Stored entries »

>>>>

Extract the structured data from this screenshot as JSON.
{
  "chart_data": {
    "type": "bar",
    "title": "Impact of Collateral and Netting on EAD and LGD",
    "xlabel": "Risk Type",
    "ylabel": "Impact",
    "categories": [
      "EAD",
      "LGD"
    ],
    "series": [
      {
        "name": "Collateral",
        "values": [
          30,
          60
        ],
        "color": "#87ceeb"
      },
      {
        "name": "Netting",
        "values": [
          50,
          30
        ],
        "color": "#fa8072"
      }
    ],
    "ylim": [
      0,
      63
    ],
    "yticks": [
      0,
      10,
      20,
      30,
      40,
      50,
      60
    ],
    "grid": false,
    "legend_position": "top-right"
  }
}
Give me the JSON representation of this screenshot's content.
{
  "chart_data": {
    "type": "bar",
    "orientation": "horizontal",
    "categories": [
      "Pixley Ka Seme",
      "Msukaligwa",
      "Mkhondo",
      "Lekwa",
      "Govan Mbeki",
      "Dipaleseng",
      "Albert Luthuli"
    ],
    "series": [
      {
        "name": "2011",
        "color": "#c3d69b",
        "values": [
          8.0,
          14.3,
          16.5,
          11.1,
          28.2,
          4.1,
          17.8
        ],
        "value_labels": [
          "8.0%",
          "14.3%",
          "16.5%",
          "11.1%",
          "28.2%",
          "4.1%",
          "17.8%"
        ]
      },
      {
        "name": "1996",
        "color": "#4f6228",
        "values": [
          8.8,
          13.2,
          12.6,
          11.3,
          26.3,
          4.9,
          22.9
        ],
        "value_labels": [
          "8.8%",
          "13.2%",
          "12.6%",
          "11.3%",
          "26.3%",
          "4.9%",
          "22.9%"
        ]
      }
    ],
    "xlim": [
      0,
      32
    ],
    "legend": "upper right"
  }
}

<<<<

WRITTEN INSTRUCTION » Locate the word "Collateral" in the data above. Copy every line carrying it.

TASK SOLUTION »
    "title": "Impact of Collateral and Netting on EAD and LGD",
        "name": "Collateral",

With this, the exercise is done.